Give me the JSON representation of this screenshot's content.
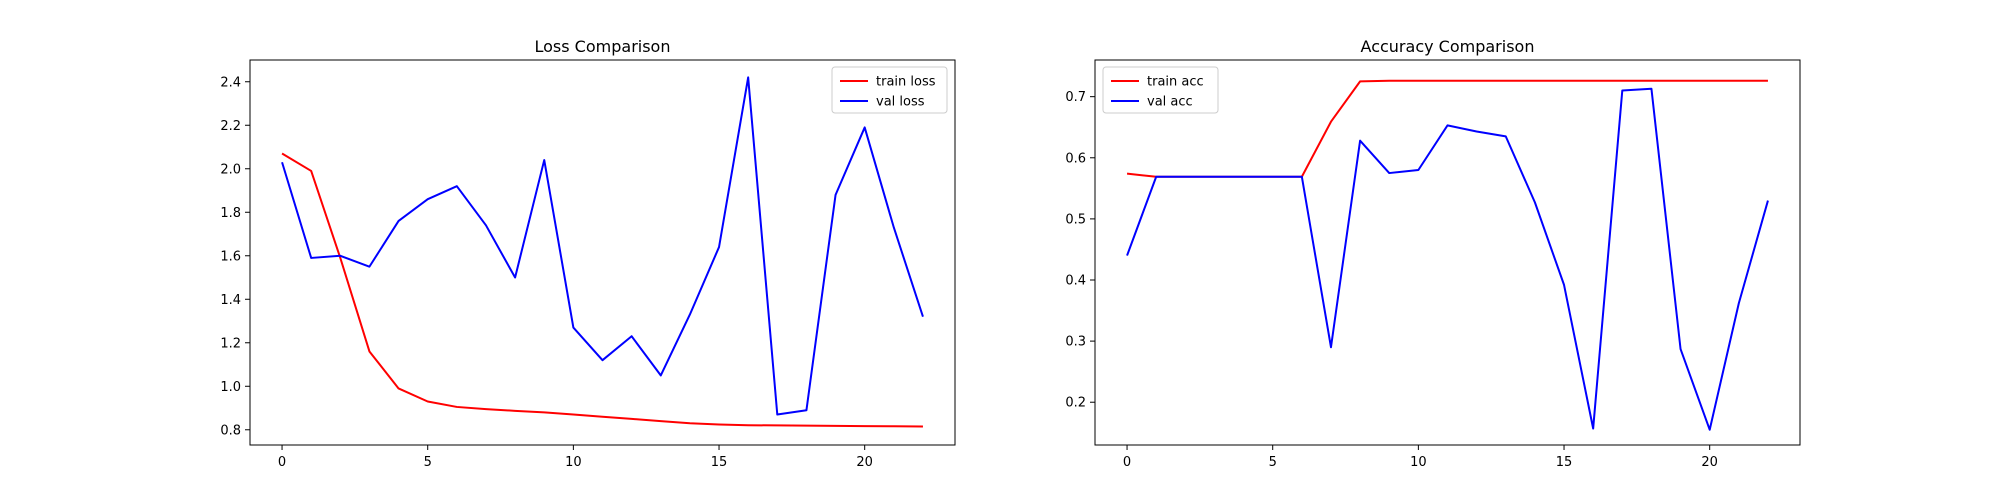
{
  "chart_data": [
    {
      "type": "line",
      "title": "Loss Comparison",
      "xlabel": "",
      "ylabel": "",
      "xlim": [
        -1.1,
        23.1
      ],
      "ylim": [
        0.73,
        2.5
      ],
      "xticks": [
        0,
        5,
        10,
        15,
        20
      ],
      "yticks": [
        0.8,
        1.0,
        1.2,
        1.4,
        1.6,
        1.8,
        2.0,
        2.2,
        2.4
      ],
      "ytick_labels": [
        "0.8",
        "1.0",
        "1.2",
        "1.4",
        "1.6",
        "1.8",
        "2.0",
        "2.2",
        "2.4"
      ],
      "grid": false,
      "legend_position": "top-right",
      "x": [
        0,
        1,
        2,
        3,
        4,
        5,
        6,
        7,
        8,
        9,
        10,
        11,
        12,
        13,
        14,
        15,
        16,
        17,
        18,
        19,
        20,
        21,
        22
      ],
      "series": [
        {
          "name": "train loss",
          "color": "#ff0000",
          "values": [
            2.07,
            1.99,
            1.59,
            1.16,
            0.99,
            0.93,
            0.905,
            0.895,
            0.887,
            0.88,
            0.87,
            0.86,
            0.85,
            0.84,
            0.83,
            0.824,
            0.821,
            0.82,
            0.819,
            0.818,
            0.817,
            0.816,
            0.815
          ]
        },
        {
          "name": "val loss",
          "color": "#0000ff",
          "values": [
            2.03,
            1.59,
            1.6,
            1.55,
            1.76,
            1.86,
            1.92,
            1.74,
            1.5,
            2.04,
            1.27,
            1.12,
            1.23,
            1.05,
            1.33,
            1.64,
            2.42,
            0.87,
            0.89,
            1.88,
            2.19,
            1.73,
            1.32
          ]
        }
      ]
    },
    {
      "type": "line",
      "title": "Accuracy Comparison",
      "xlabel": "",
      "ylabel": "",
      "xlim": [
        -1.1,
        23.1
      ],
      "ylim": [
        0.13,
        0.76
      ],
      "xticks": [
        0,
        5,
        10,
        15,
        20
      ],
      "yticks": [
        0.2,
        0.3,
        0.4,
        0.5,
        0.6,
        0.7
      ],
      "ytick_labels": [
        "0.2",
        "0.3",
        "0.4",
        "0.5",
        "0.6",
        "0.7"
      ],
      "grid": false,
      "legend_position": "top-left",
      "x": [
        0,
        1,
        2,
        3,
        4,
        5,
        6,
        7,
        8,
        9,
        10,
        11,
        12,
        13,
        14,
        15,
        16,
        17,
        18,
        19,
        20,
        21,
        22
      ],
      "series": [
        {
          "name": "train acc",
          "color": "#ff0000",
          "values": [
            0.574,
            0.569,
            0.569,
            0.569,
            0.569,
            0.569,
            0.569,
            0.659,
            0.725,
            0.726,
            0.726,
            0.726,
            0.726,
            0.726,
            0.726,
            0.726,
            0.726,
            0.726,
            0.726,
            0.726,
            0.726,
            0.726,
            0.726
          ]
        },
        {
          "name": "val acc",
          "color": "#0000ff",
          "values": [
            0.44,
            0.569,
            0.569,
            0.569,
            0.569,
            0.569,
            0.569,
            0.29,
            0.628,
            0.575,
            0.58,
            0.653,
            0.643,
            0.635,
            0.527,
            0.392,
            0.157,
            0.71,
            0.713,
            0.287,
            0.155,
            0.362,
            0.53
          ]
        }
      ]
    }
  ]
}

################

§ **REQUIREMENT**: Set every line down exactly as written, leaving each picture out.

§ **RESULT**:
Give me the JSON representation of this screenshot's content.
{
  "chart_data": [
    {
      "type": "line",
      "title": "Loss Comparison",
      "xlabel": "",
      "ylabel": "",
      "xlim": [
        -1.1,
        23.1
      ],
      "ylim": [
        0.73,
        2.5
      ],
      "xticks": [
        0,
        5,
        10,
        15,
        20
      ],
      "yticks": [
        0.8,
        1.0,
        1.2,
        1.4,
        1.6,
        1.8,
        2.0,
        2.2,
        2.4
      ],
      "ytick_labels": [
        "0.8",
        "1.0",
        "1.2",
        "1.4",
        "1.6",
        "1.8",
        "2.0",
        "2.2",
        "2.4"
      ],
      "grid": false,
      "legend_position": "top-right",
      "x": [
        0,
        1,
        2,
        3,
        4,
        5,
        6,
        7,
        8,
        9,
        10,
        11,
        12,
        13,
        14,
        15,
        16,
        17,
        18,
        19,
        20,
        21,
        22
      ],
      "series": [
        {
          "name": "train loss",
          "color": "#ff0000",
          "values": [
            2.07,
            1.99,
            1.59,
            1.16,
            0.99,
            0.93,
            0.905,
            0.895,
            0.887,
            0.88,
            0.87,
            0.86,
            0.85,
            0.84,
            0.83,
            0.824,
            0.821,
            0.82,
            0.819,
            0.818,
            0.817,
            0.816,
            0.815
          ]
        },
        {
          "name": "val loss",
          "color": "#0000ff",
          "values": [
            2.03,
            1.59,
            1.6,
            1.55,
            1.76,
            1.86,
            1.92,
            1.74,
            1.5,
            2.04,
            1.27,
            1.12,
            1.23,
            1.05,
            1.33,
            1.64,
            2.42,
            0.87,
            0.89,
            1.88,
            2.19,
            1.73,
            1.32
          ]
        }
      ]
    },
    {
      "type": "line",
      "title": "Accuracy Comparison",
      "xlabel": "",
      "ylabel": "",
      "xlim": [
        -1.1,
        23.1
      ],
      "ylim": [
        0.13,
        0.76
      ],
      "xticks": [
        0,
        5,
        10,
        15,
        20
      ],
      "yticks": [
        0.2,
        0.3,
        0.4,
        0.5,
        0.6,
        0.7
      ],
      "ytick_labels": [
        "0.2",
        "0.3",
        "0.4",
        "0.5",
        "0.6",
        "0.7"
      ],
      "grid": false,
      "legend_position": "top-left",
      "x": [
        0,
        1,
        2,
        3,
        4,
        5,
        6,
        7,
        8,
        9,
        10,
        11,
        12,
        13,
        14,
        15,
        16,
        17,
        18,
        19,
        20,
        21,
        22
      ],
      "series": [
        {
          "name": "train acc",
          "color": "#ff0000",
          "values": [
            0.574,
            0.569,
            0.569,
            0.569,
            0.569,
            0.569,
            0.569,
            0.659,
            0.725,
            0.726,
            0.726,
            0.726,
            0.726,
            0.726,
            0.726,
            0.726,
            0.726,
            0.726,
            0.726,
            0.726,
            0.726,
            0.726,
            0.726
          ]
        },
        {
          "name": "val acc",
          "color": "#0000ff",
          "values": [
            0.44,
            0.569,
            0.569,
            0.569,
            0.569,
            0.569,
            0.569,
            0.29,
            0.628,
            0.575,
            0.58,
            0.653,
            0.643,
            0.635,
            0.527,
            0.392,
            0.157,
            0.71,
            0.713,
            0.287,
            0.155,
            0.362,
            0.53
          ]
        }
      ]
    }
  ]
}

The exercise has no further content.